#### TASK MATERIAL

'''

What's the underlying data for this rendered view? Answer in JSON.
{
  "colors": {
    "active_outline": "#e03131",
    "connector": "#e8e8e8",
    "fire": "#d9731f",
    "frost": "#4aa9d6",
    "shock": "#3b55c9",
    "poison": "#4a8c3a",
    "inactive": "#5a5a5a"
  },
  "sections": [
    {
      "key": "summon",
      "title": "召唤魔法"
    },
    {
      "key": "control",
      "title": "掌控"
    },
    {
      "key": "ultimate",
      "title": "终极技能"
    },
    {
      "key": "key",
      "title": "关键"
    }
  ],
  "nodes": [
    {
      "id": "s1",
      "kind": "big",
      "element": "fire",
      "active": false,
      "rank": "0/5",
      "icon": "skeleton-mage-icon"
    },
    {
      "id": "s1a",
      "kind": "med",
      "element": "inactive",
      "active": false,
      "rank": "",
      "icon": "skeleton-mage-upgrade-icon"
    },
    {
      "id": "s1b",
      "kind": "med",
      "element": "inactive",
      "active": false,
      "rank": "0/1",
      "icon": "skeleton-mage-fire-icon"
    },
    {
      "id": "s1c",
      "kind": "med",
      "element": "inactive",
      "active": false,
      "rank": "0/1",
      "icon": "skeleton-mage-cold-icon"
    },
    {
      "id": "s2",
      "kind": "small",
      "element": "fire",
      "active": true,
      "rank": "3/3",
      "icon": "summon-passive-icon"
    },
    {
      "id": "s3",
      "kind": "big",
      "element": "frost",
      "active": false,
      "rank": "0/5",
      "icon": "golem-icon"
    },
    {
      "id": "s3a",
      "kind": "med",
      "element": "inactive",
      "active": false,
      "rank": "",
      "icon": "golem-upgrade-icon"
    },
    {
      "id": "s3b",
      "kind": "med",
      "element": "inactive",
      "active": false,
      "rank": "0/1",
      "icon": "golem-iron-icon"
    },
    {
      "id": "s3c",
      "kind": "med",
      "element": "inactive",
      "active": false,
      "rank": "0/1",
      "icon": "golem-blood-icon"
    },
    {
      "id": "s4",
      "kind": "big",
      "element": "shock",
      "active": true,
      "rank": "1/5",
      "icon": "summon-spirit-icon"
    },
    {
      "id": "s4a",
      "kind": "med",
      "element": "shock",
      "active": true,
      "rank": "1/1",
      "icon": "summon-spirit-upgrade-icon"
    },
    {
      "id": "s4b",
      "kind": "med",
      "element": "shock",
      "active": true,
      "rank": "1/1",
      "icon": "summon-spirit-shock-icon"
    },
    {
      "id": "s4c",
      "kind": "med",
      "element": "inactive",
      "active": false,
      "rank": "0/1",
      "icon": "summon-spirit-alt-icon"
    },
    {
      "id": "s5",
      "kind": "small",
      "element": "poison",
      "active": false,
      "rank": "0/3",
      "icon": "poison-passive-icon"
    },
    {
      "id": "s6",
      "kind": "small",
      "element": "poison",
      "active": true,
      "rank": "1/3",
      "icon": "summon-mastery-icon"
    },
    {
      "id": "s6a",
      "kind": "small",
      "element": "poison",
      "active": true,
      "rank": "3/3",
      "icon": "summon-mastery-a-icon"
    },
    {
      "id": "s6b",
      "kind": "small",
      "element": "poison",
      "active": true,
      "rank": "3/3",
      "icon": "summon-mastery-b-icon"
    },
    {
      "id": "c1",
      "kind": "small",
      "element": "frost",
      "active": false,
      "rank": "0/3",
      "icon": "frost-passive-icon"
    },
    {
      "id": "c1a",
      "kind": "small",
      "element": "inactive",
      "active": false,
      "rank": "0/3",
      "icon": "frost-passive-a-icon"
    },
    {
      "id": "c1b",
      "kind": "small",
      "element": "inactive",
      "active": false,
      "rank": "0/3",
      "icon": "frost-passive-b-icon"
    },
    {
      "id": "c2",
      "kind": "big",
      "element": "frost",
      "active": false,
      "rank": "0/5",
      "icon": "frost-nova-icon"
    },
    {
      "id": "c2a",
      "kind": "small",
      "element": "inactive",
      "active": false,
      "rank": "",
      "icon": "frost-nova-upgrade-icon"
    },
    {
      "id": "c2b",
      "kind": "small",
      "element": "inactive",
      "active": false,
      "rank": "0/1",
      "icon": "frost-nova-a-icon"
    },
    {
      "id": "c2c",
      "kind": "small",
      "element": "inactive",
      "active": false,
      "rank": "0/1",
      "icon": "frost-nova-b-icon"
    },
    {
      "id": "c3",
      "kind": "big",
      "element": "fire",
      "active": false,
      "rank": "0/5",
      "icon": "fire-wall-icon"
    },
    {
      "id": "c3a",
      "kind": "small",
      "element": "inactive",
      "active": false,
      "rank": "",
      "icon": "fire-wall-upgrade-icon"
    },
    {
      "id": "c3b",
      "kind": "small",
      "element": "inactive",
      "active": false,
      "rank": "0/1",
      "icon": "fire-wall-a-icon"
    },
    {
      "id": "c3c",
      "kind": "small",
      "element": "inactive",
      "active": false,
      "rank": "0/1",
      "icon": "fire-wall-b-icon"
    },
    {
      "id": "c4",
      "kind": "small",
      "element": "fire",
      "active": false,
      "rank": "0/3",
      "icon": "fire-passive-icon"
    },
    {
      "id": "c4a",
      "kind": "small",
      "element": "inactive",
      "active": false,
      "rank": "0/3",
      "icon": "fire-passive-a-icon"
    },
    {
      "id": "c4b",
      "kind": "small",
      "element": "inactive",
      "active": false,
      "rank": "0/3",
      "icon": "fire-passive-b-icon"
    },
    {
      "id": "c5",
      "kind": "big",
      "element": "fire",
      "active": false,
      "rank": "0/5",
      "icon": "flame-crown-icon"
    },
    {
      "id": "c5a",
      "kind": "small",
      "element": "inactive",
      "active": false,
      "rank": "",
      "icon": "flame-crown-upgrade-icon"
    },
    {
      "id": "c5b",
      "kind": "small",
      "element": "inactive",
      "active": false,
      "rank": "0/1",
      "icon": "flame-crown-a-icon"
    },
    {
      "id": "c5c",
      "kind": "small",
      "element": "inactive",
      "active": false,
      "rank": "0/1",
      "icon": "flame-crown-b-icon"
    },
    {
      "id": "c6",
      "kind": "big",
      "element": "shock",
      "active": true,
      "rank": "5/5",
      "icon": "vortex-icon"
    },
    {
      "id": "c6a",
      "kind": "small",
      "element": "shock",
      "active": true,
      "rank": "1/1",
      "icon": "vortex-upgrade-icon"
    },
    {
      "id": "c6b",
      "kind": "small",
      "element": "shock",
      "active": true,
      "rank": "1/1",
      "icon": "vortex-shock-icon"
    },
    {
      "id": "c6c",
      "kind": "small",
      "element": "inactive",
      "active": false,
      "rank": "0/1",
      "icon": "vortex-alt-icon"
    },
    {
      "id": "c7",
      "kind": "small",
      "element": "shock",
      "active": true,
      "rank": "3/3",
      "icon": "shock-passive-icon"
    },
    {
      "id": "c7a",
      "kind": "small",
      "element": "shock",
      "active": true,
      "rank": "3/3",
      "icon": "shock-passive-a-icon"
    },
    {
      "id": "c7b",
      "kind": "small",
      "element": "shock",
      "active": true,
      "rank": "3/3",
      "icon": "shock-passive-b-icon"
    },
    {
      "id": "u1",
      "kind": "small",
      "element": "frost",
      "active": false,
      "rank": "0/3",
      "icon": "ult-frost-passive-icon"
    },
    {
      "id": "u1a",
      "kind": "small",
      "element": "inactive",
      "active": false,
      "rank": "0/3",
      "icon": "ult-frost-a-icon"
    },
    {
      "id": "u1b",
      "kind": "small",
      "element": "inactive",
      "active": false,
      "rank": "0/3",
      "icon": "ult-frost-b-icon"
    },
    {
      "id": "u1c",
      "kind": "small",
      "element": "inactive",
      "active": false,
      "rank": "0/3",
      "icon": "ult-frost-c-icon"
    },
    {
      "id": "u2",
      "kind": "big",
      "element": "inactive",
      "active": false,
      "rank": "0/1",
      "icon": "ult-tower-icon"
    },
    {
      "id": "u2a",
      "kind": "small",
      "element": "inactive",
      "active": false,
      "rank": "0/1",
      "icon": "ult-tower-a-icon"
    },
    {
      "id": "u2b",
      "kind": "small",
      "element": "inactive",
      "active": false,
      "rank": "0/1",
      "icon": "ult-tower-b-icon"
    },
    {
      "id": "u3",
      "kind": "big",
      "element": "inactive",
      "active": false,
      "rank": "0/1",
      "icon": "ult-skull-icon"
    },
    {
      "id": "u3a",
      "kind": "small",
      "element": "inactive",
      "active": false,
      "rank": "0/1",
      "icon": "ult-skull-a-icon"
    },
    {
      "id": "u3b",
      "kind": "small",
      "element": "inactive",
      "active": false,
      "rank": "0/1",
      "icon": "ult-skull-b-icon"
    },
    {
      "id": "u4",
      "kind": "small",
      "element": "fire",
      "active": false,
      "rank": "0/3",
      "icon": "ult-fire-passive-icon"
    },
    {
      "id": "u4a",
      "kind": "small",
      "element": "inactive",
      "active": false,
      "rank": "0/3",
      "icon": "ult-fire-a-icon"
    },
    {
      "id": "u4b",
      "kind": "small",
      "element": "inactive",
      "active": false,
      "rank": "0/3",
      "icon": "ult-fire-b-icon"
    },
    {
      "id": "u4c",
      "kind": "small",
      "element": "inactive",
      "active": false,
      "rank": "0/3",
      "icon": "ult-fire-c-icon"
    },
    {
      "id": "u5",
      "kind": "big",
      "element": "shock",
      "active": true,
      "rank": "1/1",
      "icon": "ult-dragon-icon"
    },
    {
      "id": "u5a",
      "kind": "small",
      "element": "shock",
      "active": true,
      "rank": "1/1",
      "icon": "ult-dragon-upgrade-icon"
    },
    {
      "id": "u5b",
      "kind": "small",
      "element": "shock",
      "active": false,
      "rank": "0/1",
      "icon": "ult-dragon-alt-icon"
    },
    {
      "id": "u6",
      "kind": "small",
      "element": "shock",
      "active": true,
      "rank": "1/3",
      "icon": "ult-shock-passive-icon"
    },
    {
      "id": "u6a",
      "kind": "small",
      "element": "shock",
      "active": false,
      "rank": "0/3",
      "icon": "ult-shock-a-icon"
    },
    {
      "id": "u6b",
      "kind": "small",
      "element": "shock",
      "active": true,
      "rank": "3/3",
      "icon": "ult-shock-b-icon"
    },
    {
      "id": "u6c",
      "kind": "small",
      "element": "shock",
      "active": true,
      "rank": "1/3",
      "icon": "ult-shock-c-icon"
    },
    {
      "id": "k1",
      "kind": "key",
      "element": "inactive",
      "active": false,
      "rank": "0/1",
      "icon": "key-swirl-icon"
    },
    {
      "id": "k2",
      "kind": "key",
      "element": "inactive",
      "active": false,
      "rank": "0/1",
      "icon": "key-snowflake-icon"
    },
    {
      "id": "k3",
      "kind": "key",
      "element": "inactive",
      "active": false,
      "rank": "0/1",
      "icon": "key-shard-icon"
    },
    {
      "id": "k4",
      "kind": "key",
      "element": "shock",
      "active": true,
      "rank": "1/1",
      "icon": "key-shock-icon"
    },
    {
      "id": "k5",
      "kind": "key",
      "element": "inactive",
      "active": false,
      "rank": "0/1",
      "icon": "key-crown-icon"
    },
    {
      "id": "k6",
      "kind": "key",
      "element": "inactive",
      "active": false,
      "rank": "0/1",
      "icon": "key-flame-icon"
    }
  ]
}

'''

#### STATED EXERCISE
Set out every line from the material that contains the string "crown".

#### ANSWER BELOW
      "icon": "flame-crown-icon"
      "icon": "flame-crown-upgrade-icon"
      "icon": "flame-crown-a-icon"
      "icon": "flame-crown-b-icon"
      "icon": "key-crown-icon"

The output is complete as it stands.